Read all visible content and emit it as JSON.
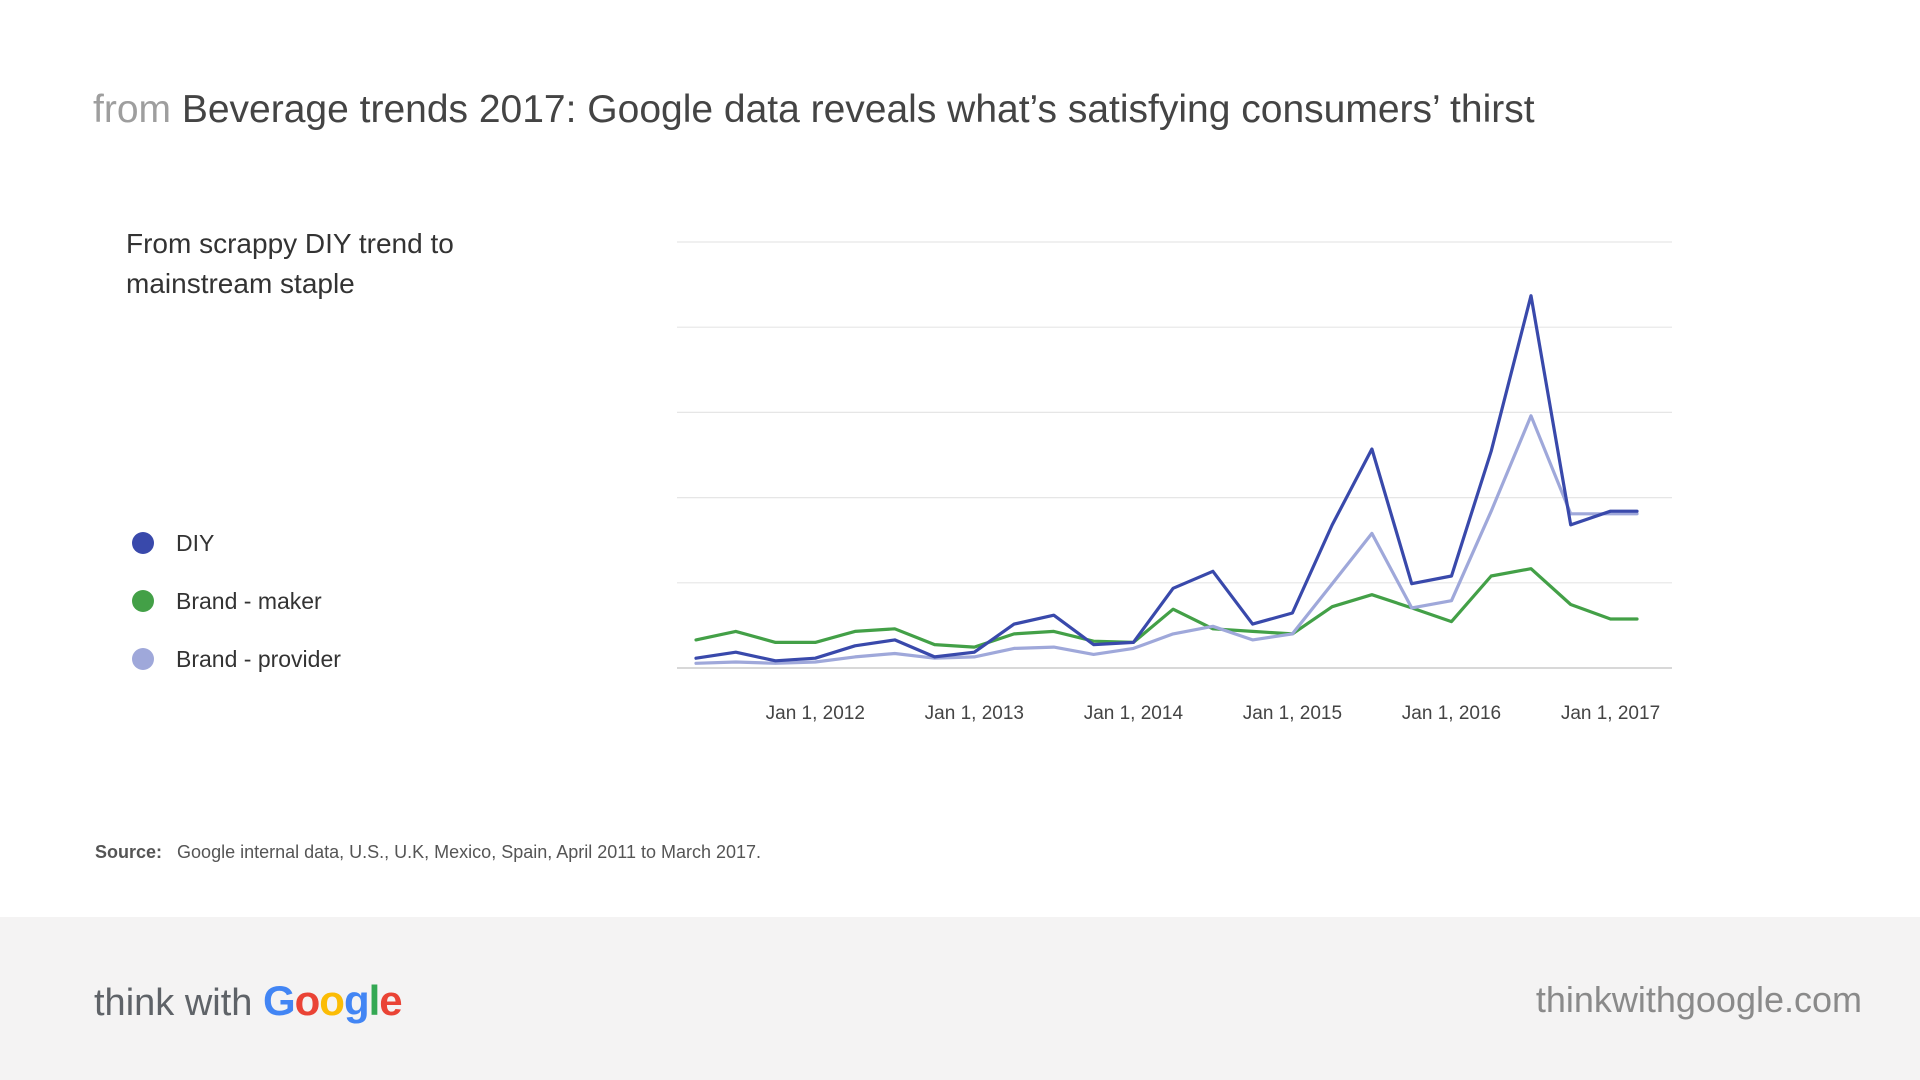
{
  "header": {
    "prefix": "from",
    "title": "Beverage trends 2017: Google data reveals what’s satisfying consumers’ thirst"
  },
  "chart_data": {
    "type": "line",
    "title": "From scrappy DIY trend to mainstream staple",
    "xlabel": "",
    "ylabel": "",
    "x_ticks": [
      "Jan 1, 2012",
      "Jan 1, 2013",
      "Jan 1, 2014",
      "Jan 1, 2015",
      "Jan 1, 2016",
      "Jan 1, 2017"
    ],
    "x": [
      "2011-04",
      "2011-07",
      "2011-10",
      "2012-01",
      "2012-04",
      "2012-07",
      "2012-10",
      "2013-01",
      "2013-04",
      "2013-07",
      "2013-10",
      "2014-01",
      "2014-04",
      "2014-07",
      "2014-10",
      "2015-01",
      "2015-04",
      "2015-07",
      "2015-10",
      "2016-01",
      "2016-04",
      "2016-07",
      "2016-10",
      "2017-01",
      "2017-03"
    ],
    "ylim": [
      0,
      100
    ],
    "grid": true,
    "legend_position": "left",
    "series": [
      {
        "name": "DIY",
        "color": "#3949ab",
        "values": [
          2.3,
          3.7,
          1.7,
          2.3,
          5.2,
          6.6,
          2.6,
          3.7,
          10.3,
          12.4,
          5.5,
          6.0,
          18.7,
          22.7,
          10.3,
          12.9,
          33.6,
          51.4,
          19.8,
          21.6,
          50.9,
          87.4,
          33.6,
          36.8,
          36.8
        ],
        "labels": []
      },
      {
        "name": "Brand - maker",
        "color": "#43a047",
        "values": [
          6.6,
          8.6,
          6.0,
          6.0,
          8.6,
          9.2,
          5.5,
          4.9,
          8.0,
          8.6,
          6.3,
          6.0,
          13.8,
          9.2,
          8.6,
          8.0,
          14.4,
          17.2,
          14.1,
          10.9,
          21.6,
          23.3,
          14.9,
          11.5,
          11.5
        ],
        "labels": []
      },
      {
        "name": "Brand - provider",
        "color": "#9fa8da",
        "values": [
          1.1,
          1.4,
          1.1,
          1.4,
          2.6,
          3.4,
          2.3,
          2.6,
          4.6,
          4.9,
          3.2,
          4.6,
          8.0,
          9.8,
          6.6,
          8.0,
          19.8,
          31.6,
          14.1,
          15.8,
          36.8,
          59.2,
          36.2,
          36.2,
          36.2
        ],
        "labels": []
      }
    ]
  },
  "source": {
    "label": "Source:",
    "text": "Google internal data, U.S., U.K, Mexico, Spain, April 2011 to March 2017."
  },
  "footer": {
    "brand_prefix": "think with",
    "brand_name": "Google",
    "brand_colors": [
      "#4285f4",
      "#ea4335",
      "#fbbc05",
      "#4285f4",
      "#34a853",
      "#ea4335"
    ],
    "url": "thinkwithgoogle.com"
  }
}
* * *
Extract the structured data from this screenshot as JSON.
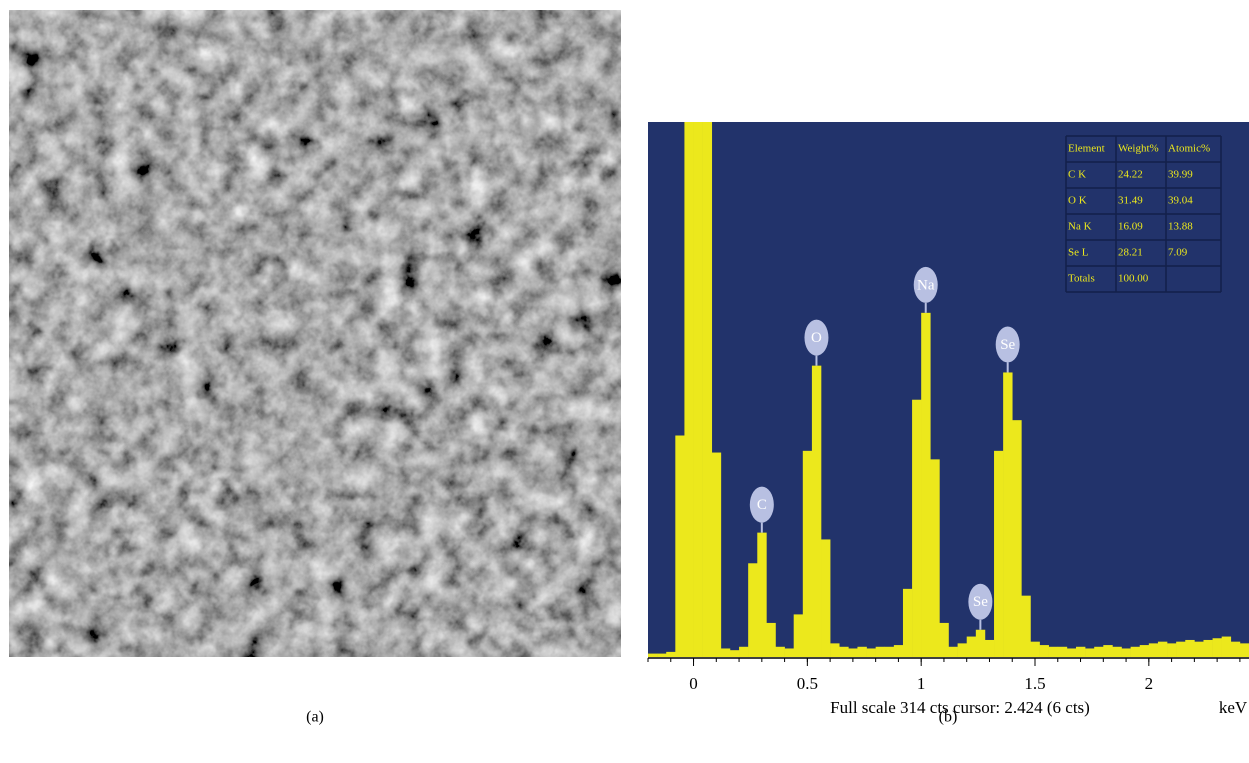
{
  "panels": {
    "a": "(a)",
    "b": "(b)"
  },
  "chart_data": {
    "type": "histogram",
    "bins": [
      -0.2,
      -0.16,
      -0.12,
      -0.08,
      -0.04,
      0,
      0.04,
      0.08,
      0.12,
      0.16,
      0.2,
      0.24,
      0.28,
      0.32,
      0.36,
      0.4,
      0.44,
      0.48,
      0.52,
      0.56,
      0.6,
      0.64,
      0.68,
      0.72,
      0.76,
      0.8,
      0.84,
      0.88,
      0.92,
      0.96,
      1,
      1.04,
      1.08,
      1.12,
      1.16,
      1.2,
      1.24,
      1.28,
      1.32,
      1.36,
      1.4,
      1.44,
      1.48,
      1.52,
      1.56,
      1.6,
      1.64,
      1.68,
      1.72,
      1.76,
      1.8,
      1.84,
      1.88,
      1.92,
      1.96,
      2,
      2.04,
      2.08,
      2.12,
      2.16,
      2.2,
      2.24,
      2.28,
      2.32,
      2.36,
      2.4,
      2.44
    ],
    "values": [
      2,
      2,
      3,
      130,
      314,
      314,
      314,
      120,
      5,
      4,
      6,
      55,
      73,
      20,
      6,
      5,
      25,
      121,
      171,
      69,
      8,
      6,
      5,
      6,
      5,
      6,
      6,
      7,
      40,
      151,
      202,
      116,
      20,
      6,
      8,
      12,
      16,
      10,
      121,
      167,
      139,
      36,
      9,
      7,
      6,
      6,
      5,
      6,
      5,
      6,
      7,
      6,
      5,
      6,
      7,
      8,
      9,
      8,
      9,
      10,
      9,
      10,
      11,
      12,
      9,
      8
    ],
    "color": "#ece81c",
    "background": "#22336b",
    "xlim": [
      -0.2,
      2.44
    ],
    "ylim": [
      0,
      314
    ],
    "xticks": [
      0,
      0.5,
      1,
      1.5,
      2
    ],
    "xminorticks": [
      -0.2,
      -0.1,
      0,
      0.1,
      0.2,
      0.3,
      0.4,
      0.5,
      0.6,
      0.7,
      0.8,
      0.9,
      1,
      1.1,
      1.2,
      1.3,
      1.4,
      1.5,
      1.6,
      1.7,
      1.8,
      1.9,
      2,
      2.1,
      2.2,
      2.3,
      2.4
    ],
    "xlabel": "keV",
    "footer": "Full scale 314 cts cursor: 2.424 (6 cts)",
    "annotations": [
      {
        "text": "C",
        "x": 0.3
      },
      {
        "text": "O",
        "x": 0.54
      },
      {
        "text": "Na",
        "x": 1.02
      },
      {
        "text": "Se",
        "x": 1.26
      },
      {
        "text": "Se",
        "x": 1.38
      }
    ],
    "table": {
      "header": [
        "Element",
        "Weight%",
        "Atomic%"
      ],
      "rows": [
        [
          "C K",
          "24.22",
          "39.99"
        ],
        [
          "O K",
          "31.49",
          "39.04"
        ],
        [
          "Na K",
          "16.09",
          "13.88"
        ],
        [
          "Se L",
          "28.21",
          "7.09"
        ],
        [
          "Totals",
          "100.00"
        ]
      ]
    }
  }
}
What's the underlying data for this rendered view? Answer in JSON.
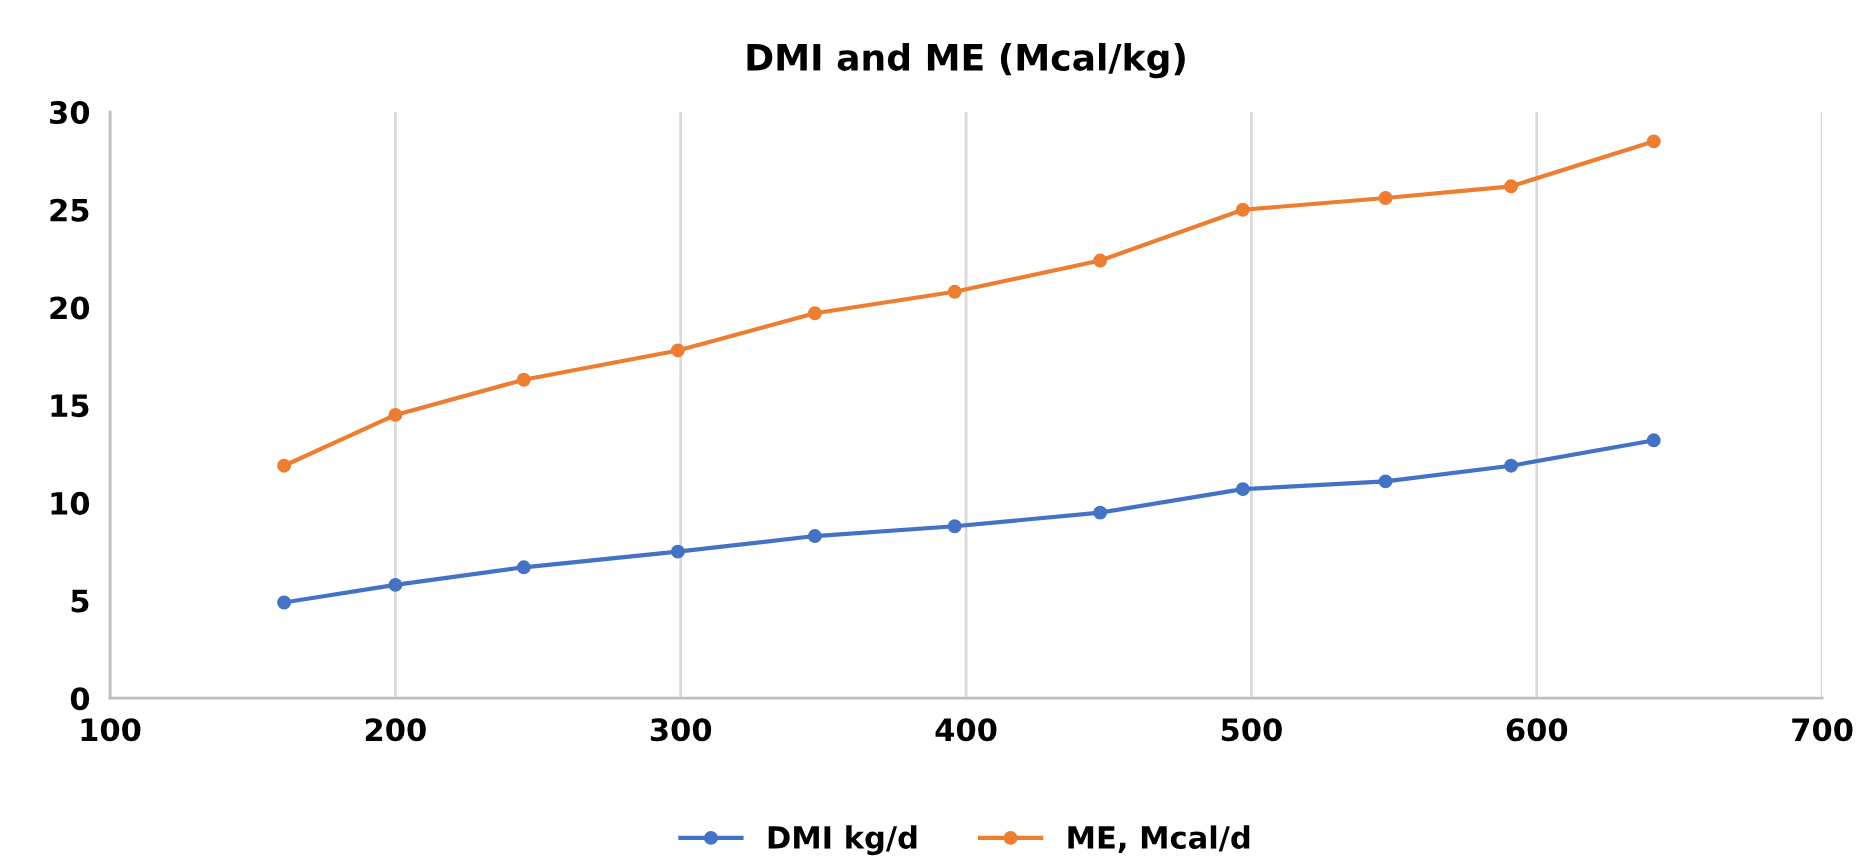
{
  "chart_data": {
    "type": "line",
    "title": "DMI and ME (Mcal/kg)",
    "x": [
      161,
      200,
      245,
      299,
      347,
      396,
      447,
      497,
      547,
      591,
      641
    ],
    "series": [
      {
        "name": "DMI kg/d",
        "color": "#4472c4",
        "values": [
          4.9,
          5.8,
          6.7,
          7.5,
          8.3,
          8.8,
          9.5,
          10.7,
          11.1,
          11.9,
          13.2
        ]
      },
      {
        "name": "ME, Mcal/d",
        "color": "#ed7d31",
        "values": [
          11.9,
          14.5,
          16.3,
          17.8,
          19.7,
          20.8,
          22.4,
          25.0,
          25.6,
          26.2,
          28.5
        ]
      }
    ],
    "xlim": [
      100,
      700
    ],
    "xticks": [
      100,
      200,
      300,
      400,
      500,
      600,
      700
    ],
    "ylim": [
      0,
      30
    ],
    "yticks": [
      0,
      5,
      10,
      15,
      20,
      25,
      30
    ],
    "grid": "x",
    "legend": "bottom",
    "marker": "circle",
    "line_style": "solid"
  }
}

-- Problem to work on --
For the string "this", count the lines of the entries above that include it; answer with the number only.

-- Result --
2